Items:
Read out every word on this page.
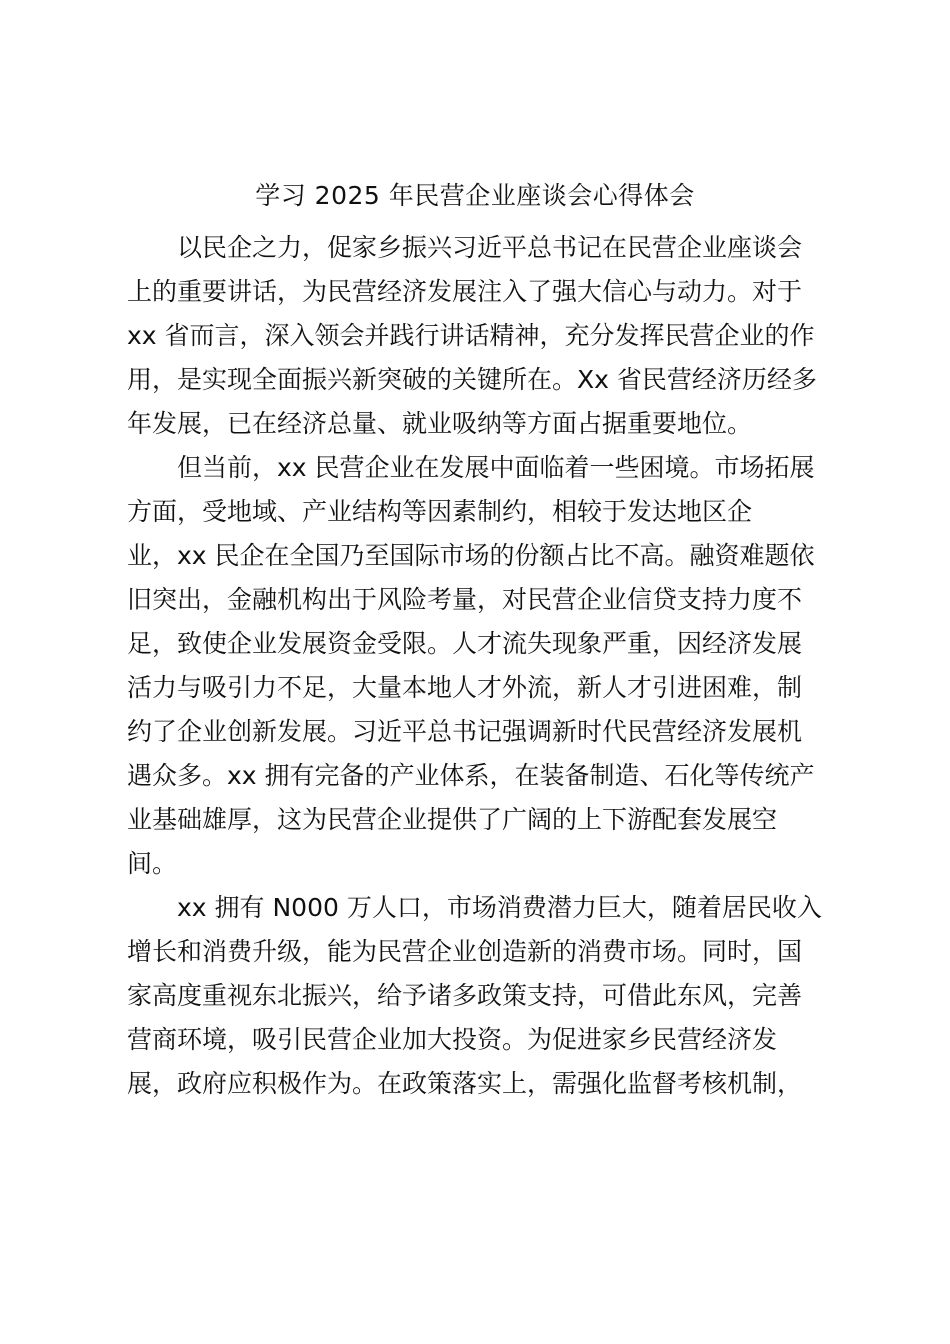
学习 2025 年民营企业座谈会心得体会

以民企之力，促家乡振兴习近平总书记在民营企业座谈会
上的重要讲话，为民营经济发展注入了强大信心与动力。对于
xx 省而言，深入领会并践行讲话精神，充分发挥民营企业的作
用，是实现全面振兴新突破的关键所在。Xx 省民营经济历经多
年发展，已在经济总量、就业吸纳等方面占据重要地位。

但当前，xx 民营企业在发展中面临着一些困境。市场拓展
方面，受地域、产业结构等因素制约，相较于发达地区企
业，xx 民企在全国乃至国际市场的份额占比不高。融资难题依
旧突出，金融机构出于风险考量，对民营企业信贷支持力度不
足，致使企业发展资金受限。人才流失现象严重，因经济发展
活力与吸引力不足，大量本地人才外流，新人才引进困难，制
约了企业创新发展。习近平总书记强调新时代民营经济发展机
遇众多。xx 拥有完备的产业体系，在装备制造、石化等传统产
业基础雄厚，这为民营企业提供了广阔的上下游配套发展空
间。

xx 拥有 N000 万人口，市场消费潜力巨大，随着居民收入
增长和消费升级，能为民营企业创造新的消费市场。同时，国
家高度重视东北振兴，给予诸多政策支持，可借此东风，完善
营商环境，吸引民营企业加大投资。为促进家乡民营经济发
展，政府应积极作为。在政策落实上，需强化监督考核机制，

What is required: Copy the material exactly. Do not include the pictures.

Solved exercise:
Read out every word on this page.
学习 2025 年民营企业座谈会心得体会

以民企之力，促家乡振兴习近平总书记在民营企业座谈会
上的重要讲话，为民营经济发展注入了强大信心与动力。对于
xx 省而言，深入领会并践行讲话精神，充分发挥民营企业的作
用，是实现全面振兴新突破的关键所在。Xx 省民营经济历经多
年发展，已在经济总量、就业吸纳等方面占据重要地位。

但当前，xx 民营企业在发展中面临着一些困境。市场拓展
方面，受地域、产业结构等因素制约，相较于发达地区企
业，xx 民企在全国乃至国际市场的份额占比不高。融资难题依
旧突出，金融机构出于风险考量，对民营企业信贷支持力度不
足，致使企业发展资金受限。人才流失现象严重，因经济发展
活力与吸引力不足，大量本地人才外流，新人才引进困难，制
约了企业创新发展。习近平总书记强调新时代民营经济发展机
遇众多。xx 拥有完备的产业体系，在装备制造、石化等传统产
业基础雄厚，这为民营企业提供了广阔的上下游配套发展空
间。

xx 拥有 N000 万人口，市场消费潜力巨大，随着居民收入
增长和消费升级，能为民营企业创造新的消费市场。同时，国
家高度重视东北振兴，给予诸多政策支持，可借此东风，完善
营商环境，吸引民营企业加大投资。为促进家乡民营经济发
展，政府应积极作为。在政策落实上，需强化监督考核机制，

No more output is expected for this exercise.